Saved data entries
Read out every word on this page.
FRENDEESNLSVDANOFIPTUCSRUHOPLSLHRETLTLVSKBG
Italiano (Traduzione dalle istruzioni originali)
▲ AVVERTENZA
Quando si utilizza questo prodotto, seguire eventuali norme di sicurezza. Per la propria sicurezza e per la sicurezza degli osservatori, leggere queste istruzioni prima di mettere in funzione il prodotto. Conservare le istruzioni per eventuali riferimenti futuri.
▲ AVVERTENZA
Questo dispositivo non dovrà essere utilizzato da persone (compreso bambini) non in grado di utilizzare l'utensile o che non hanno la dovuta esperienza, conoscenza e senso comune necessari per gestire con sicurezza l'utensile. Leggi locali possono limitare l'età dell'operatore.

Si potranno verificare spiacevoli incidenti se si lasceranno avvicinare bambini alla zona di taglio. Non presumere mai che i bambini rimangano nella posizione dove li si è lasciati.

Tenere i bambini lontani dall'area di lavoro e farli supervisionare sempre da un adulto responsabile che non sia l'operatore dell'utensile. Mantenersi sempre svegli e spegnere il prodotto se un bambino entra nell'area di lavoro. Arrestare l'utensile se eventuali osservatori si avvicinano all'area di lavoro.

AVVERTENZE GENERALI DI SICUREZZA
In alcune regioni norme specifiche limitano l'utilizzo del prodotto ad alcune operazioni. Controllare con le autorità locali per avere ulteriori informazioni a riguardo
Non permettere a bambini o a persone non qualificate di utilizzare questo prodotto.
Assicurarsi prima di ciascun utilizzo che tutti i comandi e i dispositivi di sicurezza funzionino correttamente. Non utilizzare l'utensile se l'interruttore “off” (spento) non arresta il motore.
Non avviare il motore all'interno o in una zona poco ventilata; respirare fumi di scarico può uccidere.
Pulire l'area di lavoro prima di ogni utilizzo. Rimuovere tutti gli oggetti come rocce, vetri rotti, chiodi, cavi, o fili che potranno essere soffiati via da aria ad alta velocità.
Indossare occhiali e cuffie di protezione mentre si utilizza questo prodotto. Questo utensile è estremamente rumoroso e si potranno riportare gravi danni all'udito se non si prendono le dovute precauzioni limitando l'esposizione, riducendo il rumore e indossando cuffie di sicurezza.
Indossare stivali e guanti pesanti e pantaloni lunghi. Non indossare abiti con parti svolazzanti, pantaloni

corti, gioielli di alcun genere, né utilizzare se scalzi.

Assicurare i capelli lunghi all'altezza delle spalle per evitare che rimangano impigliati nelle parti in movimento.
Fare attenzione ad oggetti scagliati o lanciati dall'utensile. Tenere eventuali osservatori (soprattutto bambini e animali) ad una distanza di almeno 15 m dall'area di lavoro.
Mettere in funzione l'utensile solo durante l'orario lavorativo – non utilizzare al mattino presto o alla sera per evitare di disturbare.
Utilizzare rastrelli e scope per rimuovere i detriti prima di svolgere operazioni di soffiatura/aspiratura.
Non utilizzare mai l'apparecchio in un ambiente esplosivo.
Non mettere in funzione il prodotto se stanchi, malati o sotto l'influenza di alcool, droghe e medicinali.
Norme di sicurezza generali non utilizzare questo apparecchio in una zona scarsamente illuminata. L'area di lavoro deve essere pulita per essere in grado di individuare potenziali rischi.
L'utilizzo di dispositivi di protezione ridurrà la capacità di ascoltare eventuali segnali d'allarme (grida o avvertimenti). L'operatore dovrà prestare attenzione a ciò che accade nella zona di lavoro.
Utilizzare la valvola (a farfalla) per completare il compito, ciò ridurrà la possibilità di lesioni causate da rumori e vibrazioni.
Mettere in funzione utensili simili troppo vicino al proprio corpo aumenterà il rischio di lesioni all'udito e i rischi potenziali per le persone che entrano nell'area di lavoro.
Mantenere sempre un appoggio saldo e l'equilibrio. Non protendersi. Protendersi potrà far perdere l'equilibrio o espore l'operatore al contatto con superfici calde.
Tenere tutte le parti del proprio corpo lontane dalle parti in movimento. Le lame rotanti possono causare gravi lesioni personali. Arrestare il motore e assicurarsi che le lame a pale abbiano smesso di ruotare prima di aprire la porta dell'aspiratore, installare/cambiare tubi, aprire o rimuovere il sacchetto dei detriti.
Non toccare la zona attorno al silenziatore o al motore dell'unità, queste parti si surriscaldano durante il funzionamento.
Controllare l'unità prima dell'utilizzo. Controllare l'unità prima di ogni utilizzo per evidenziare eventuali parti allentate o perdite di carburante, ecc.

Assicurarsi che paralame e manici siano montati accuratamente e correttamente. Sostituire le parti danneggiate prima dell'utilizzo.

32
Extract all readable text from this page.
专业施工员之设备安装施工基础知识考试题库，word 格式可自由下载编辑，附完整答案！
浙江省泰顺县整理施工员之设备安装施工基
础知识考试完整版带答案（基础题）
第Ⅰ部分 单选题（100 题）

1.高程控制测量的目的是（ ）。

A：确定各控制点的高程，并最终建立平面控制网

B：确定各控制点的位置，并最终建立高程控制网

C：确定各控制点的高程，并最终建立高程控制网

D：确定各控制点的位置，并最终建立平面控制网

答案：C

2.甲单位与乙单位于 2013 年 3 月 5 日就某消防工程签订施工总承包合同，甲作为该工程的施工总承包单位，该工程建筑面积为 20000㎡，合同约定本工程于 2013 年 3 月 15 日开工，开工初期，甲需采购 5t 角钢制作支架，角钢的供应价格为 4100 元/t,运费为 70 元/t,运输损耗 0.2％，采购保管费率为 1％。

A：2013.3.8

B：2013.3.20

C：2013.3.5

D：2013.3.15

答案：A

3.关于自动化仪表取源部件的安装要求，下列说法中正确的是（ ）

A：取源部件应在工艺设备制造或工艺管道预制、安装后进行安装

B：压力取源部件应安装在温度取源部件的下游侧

* [GIVEN PROBLEM]:
Show every line where the string "oggetti" appears.

* [ANSWER TO THIS PROBLEM]:
Pulire l'area di lavoro prima di ogni utilizzo. Rimuovere tutti gli oggetti come rocce, vetri rotti, chiodi, cavi, o fili che potranno essere soffiati via da aria ad alta velocità.
Fare attenzione ad oggetti scagliati o lanciati dall'utensile. Tenere eventuali osservatori (soprattutto bambini e animali) ad una distanza di almeno 15 m dall'area di lavoro.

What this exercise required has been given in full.